··· Excerpt to read
By Thilina Manana · COO y Director Técnico de Seguridad hard2bit · Published: 06 June 2026 · Updated: 06 June 2026
KEV EPSS SSVC layered prioritisation decision tree

Most vulnerability management programmes still operate as if CVSS were the answer to "what should we patch first?". It isn't. CVSS is a severity score; it tells you how bad a vulnerability could be in theory, not whether anyone is actually exploiting it, not whether your environment is reachable, not whether it should be your week's priority. The result: backlogs of thousands of "critical" findings, IT teams that can't keep up, and the exposures that get exploited are often not the ones at the top of the CVSS list.

Three frameworks have emerged to close that gap: CISA KEV (what's actually being exploited), EPSS (what's likely to be exploited soon), and SSVC (what should we do about it). Combined, they turn vulnerability prioritisation from a guessing game into a defensible decision process. This article explains each, shows how to combine them in practice, and provides a decision tree, KPIs and a checklist for operational rollout.

Why CVSS alone isn't enough

CVSS gives a severity score from 0 to 10 based on theoretical impact and exploitability. Useful as a starting filter, but blind to several factors that determine real risk:

  • Whether the vulnerability is being exploited right now in the wild.
  • How likely it is to be exploited in the next 30 days.
  • Whether your specific environment exposes the vulnerable component to a reachable attack path.
  • What compensating controls already mitigate the risk.
  • What business value is at stake if the vulnerability is exploited.

A CVSS 9.8 on an isolated dev system is less urgent than a CVSS 6.5 with active exploitation on a customer-facing API. Without that context, prioritising by CVSS alone produces noise that drowns the signal.

CISA KEV: what's actually being exploited

The Known Exploited Vulnerabilities (KEV) catalogue is published by CISA. Inclusion criteria: documented in-the-wild exploitation, a CVE identifier, and clear remediation guidance. As of mid-2026 the catalogue lists over 1,200 entries with deadlines for US federal agencies — and is widely adopted as ground truth across industries.

Why it matters: if a CVE is in KEV, exploitation isn't theoretical. Someone is using it right now. That moves it to the front of the queue regardless of CVSS score. KEV inclusion is the strongest single signal of urgency available.

Operational use:

  • Subscribe to the KEV feed (CSV/JSON updated continuously).
  • Cross-reference every internal vulnerability finding against KEV.
  • Any KEV match in an in-scope asset moves to priority tier 1.
  • Track time from KEV publication to remediation in your environment as a KPI.
······
··· Data shown
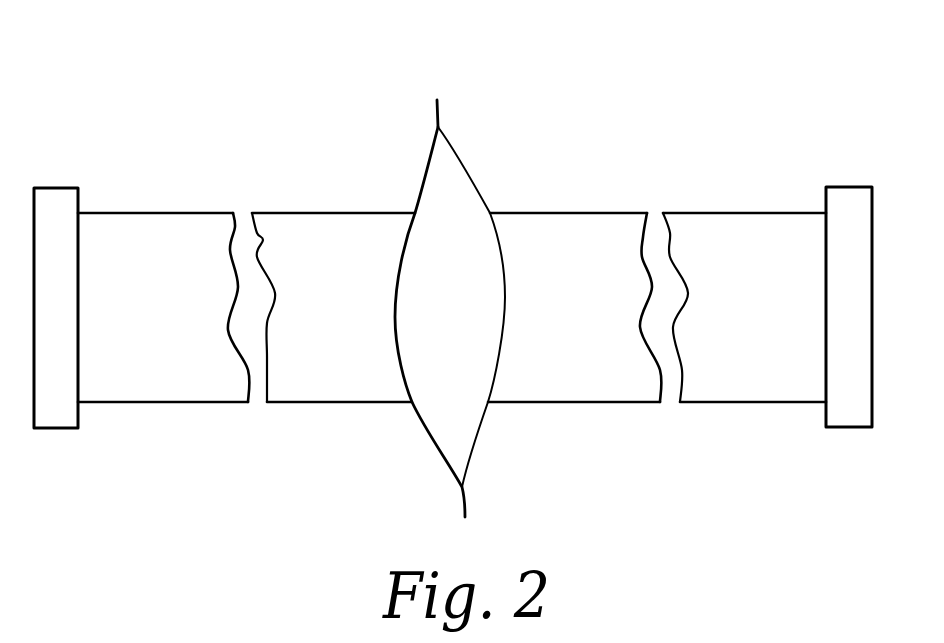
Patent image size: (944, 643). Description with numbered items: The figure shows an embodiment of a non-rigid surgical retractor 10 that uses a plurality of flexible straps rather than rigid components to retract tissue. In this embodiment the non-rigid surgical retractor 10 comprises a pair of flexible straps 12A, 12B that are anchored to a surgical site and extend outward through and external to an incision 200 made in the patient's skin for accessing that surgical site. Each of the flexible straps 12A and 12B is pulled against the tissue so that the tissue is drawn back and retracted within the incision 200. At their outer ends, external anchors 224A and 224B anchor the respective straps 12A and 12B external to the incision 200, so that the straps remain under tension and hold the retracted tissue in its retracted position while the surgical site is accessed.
······
**Tasks and exercises**
[a] Translate this sentence from the vulnerability prioritization article into Spanish: "KEV inclusion is the strongest single signal of urgency available."
[b] Based on the vulnerability prioritization article, mark each statement yes or no, and quote the words from the article that decide it.
(i) The KEV catalogue is published by CISA.
(ii) CVSS gives a severity score from 0 to 100.
(iii) A KEV match in an in-scope asset moves to priority tier 2.
[c] Carry the vulnerability prioritization article forward, starting right after its final sentence.

**Answer set**
[a] La inclusión en KEV es la señal individual de urgencia más fuerte disponible.

[b]
(i) Yes: "The Known Exploited Vulnerabilities (KEV) catalogue is published by CISA."
(ii) No: "CVSS gives a severity score from 0 to 10"
(iii) No: "Any KEV match in an in-scope asset moves to priority tier 1."

[c]
EPSS: predicting what will be exploited

The Exploit Prediction Scoring System (EPSS) is maintained by FIRST.org. It produces a daily-updated score from 0 to 1 representing the probability that a given CVE will be exploited in the next 30 days. Built from a machine-learning model trained on exploitation telemetry, threat intelligence and vulnerability metadata.

Useful thresholds in practice:

  • EPSS > 0.5 → high probability of exploitation soon; treat with KEV-level urgency even if not yet in the catalogue.
  • EPSS 0.1-0.5 → meaningful probability; queue for the next remediation cycle, monitor for changes.
  • EPSS < 0.1 → low predicted probability; CVSS and asset context drive the decision.

EPSS complements KEV: KEV tells you what's exploited, EPSS tells you what's about to be. Both feeds together cover the actionable horizon.

SSVC: turning data into decisions

Stakeholder-Specific Vulnerability Categorization (SSVC), developed by CMU's CERT Division, formalises the decision process. Instead of producing a score, it produces a decision: act now, act soon, act eventually, or no action.

SSVC decisions take into account:

  • Exploitation status — none, PoC available, active exploitation.
  • Exposure — small, controlled, open.
  • Impact on mission — degraded, MEF impacted, mission failure.
  • Safety impact — none, minor, major, hazardous.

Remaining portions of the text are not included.